## Start Data for processing
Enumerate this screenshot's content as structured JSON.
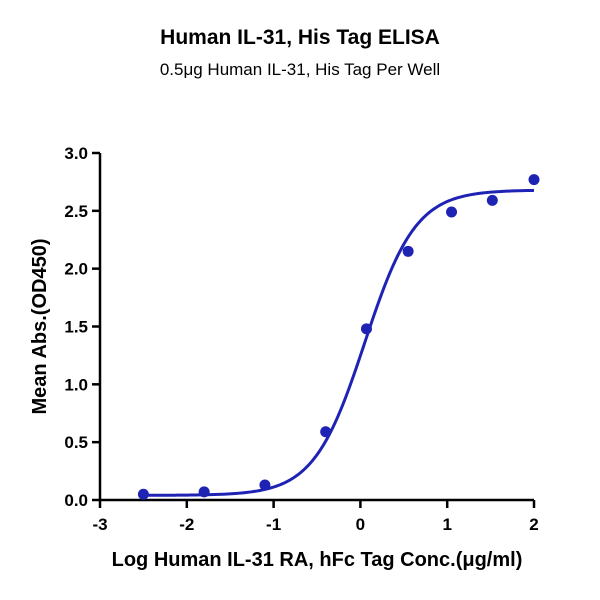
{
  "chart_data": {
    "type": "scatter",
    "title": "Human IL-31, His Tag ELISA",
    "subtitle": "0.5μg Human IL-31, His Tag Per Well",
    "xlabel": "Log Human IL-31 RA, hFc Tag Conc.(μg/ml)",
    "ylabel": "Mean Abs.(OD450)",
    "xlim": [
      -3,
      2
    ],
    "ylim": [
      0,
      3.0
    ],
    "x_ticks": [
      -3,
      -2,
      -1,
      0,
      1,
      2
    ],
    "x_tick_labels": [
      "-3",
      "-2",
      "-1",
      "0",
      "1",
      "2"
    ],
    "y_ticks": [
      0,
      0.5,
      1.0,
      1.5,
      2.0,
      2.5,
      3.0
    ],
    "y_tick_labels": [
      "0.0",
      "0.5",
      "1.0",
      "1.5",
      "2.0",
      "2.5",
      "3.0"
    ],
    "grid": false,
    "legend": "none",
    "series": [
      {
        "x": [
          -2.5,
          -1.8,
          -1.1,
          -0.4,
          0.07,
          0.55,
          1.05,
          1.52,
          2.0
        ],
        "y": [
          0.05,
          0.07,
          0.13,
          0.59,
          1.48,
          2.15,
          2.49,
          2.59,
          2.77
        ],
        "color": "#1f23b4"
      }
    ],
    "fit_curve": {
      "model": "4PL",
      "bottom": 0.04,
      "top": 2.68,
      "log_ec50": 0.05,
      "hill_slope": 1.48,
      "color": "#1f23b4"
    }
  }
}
## End Data for processing
## Start Data for processing
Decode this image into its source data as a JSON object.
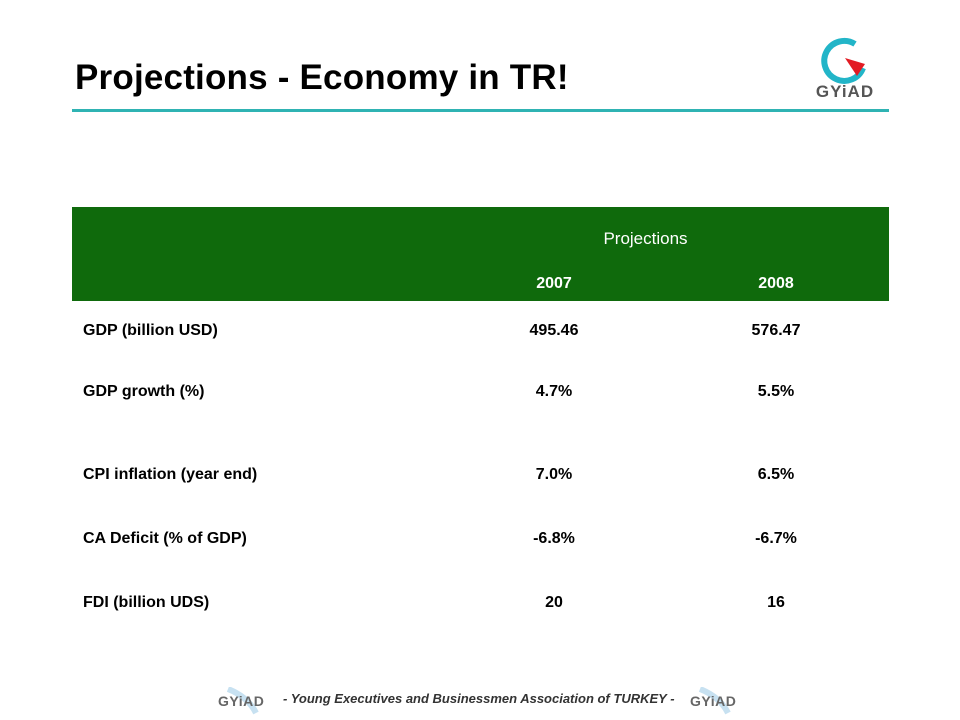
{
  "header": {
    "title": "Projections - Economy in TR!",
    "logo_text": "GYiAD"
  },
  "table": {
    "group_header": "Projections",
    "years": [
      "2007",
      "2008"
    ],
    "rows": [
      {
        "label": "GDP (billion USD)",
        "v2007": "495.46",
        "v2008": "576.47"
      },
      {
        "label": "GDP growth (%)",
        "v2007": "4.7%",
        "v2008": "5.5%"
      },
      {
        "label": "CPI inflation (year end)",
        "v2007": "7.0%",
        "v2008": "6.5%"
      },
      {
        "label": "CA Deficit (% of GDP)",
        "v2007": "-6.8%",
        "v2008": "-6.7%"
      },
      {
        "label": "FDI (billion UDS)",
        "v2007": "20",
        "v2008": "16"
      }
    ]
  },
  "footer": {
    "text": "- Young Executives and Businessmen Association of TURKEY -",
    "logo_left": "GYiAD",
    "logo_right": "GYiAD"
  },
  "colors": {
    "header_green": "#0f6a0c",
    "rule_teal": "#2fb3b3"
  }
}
## End Data for processing
Given instruction:
Of the lines in the material, how many hold the word "Human"? Reply with the number only.

Exercise result:
3